**Task description:** Copy out each line of the entries below that contains the string "whitelist". Case matters.

**Data listing:**

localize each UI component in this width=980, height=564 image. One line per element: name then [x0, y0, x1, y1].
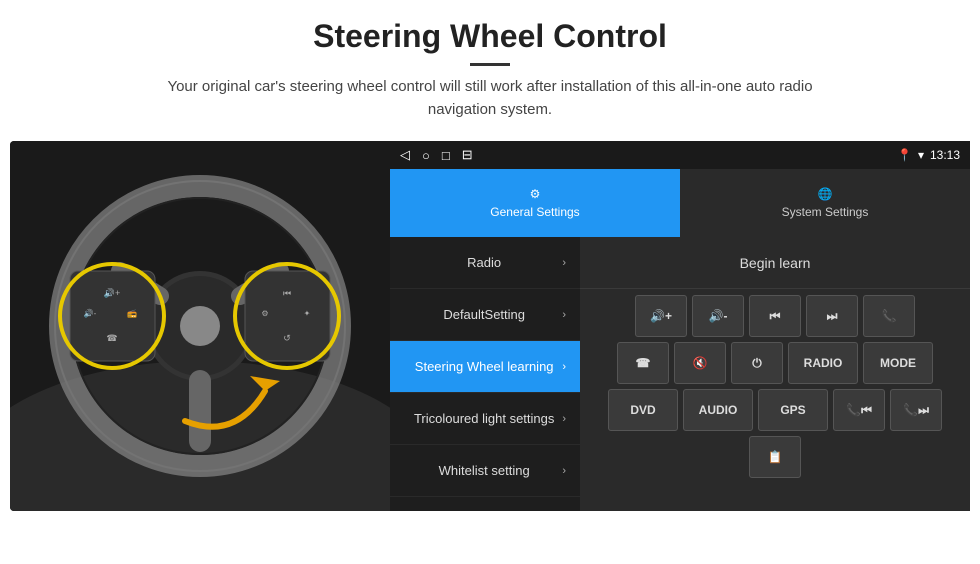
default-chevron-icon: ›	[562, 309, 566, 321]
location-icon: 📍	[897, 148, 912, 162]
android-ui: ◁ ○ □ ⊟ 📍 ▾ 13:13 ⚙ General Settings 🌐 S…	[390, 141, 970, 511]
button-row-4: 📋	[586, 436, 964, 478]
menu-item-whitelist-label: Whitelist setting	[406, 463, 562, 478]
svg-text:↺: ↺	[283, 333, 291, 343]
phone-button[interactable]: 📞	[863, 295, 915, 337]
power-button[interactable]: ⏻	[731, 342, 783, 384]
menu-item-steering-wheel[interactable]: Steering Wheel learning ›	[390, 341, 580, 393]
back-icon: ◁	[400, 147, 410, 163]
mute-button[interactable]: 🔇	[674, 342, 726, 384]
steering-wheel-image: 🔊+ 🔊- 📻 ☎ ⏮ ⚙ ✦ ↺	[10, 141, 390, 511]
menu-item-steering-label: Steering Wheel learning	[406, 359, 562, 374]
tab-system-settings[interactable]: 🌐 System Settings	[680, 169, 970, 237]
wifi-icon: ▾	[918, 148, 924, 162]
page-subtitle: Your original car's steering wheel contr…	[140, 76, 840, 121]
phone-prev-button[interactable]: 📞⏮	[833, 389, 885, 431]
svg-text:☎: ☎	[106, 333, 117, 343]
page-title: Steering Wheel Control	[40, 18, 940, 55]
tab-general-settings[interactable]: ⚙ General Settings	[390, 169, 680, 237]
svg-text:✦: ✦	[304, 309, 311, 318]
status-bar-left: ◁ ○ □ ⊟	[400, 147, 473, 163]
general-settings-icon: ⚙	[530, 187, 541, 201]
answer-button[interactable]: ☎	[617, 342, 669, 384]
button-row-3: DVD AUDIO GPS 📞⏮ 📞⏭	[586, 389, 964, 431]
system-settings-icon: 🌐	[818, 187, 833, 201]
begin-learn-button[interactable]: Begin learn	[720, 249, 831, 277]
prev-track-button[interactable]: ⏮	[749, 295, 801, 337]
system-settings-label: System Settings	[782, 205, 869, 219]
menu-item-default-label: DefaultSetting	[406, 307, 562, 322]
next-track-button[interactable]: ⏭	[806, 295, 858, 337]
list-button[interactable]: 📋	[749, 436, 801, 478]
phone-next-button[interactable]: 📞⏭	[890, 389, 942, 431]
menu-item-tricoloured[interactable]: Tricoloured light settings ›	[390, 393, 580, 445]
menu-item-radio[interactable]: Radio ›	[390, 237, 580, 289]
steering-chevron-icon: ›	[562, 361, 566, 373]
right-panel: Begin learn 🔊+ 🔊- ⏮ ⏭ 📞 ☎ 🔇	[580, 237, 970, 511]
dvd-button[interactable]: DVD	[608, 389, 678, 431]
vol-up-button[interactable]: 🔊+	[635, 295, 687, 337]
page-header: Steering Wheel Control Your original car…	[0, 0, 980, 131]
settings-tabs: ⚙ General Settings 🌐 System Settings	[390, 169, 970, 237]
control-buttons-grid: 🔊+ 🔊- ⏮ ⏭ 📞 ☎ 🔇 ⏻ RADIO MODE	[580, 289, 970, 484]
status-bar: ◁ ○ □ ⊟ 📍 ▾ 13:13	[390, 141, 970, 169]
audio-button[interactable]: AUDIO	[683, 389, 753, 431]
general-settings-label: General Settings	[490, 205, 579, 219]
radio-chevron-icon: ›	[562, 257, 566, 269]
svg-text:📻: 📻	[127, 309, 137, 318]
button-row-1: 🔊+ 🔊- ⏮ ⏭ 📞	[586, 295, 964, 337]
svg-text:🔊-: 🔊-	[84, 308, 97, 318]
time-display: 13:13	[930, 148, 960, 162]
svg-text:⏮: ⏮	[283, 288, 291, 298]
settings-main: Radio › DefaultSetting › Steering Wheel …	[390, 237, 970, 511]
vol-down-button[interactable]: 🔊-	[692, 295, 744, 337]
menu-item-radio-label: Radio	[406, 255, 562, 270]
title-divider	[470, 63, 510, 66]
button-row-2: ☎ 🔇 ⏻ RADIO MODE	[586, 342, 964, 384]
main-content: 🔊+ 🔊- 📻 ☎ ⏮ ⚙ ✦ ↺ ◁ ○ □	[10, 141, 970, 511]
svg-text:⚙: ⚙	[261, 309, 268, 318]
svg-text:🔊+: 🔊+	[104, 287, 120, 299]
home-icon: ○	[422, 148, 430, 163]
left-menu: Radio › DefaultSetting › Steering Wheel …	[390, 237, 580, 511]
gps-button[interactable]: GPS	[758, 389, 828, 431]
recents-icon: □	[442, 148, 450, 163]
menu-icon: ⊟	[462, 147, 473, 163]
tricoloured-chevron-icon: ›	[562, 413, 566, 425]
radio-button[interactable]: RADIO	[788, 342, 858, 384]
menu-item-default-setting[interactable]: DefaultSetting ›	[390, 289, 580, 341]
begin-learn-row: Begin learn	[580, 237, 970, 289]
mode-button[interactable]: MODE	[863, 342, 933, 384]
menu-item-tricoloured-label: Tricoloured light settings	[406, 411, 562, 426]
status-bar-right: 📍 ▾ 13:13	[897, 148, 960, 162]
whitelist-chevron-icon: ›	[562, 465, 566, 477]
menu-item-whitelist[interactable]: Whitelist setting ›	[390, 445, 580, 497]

**Written reply:**
menu-item-whitelist-label: Whitelist setting	[406, 463, 562, 478]
whitelist-chevron-icon: ›	[562, 465, 566, 477]
menu-item-whitelist[interactable]: Whitelist setting ›	[390, 445, 580, 497]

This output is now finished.